**WHAT YOU NEED TO DO**
Present the lines below again, exactly as they stand.

*** DATA EXTRACT ***

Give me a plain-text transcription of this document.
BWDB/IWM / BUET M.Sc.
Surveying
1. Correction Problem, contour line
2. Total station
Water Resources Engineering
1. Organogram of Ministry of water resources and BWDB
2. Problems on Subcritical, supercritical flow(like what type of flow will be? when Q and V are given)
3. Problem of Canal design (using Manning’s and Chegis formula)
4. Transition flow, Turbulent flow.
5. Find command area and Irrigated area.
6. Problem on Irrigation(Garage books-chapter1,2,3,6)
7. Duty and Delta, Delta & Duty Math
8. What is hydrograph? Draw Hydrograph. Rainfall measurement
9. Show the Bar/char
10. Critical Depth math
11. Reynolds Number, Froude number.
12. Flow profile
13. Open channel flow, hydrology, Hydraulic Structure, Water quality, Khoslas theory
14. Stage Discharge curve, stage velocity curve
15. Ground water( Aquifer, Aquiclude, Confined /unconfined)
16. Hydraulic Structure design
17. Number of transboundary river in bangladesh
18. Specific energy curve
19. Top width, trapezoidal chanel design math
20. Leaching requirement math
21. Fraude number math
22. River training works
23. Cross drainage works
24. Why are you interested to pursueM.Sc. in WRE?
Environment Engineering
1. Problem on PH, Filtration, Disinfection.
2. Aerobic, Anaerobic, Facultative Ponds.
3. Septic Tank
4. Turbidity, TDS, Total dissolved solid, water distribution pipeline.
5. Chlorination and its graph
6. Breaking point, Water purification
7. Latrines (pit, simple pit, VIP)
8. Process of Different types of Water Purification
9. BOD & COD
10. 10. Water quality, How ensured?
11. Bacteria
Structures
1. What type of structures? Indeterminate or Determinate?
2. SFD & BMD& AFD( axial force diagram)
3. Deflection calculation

*** End of DATA EXTRACT ***

**RESULT OF THIS TASK**
Give me a plain-text transcription of this document.
BWDB/IWM / BUET M.Sc.
Surveying
1. Correction Problem, contour line
2. Total station
Water Resources Engineering
1. Organogram of Ministry of water resources and BWDB
2. Problems on Subcritical, supercritical flow(like what type of flow will be? when Q and V are given)
3. Problem of Canal design (using Manning’s and Chegis formula)
4. Transition flow, Turbulent flow.
5. Find command area and Irrigated area.
6. Problem on Irrigation(Garage books-chapter1,2,3,6)
7. Duty and Delta, Delta & Duty Math
8. What is hydrograph? Draw Hydrograph. Rainfall measurement
9. Show the Bar/char
10. Critical Depth math
11. Reynolds Number, Froude number.
12. Flow profile
13. Open channel flow, hydrology, Hydraulic Structure, Water quality, Khoslas theory
14. Stage Discharge curve, stage velocity curve
15. Ground water( Aquifer, Aquiclude, Confined /unconfined)
16. Hydraulic Structure design
17. Number of transboundary river in bangladesh
18. Specific energy curve
19. Top width, trapezoidal chanel design math
20. Leaching requirement math
21. Fraude number math
22. River training works
23. Cross drainage works
24. Why are you interested to pursueM.Sc. in WRE?
Environment Engineering
1. Problem on PH, Filtration, Disinfection.
2. Aerobic, Anaerobic, Facultative Ponds.
3. Septic Tank
4. Turbidity, TDS, Total dissolved solid, water distribution pipeline.
5. Chlorination and its graph
6. Breaking point, Water purification
7. Latrines (pit, simple pit, VIP)
8. Process of Different types of Water Purification
9. BOD & COD
10. 10. Water quality, How ensured?
11. Bacteria
Structures
1. What type of structures? Indeterminate or Determinate?
2. SFD & BMD& AFD( axial force diagram)
3. Deflection calculation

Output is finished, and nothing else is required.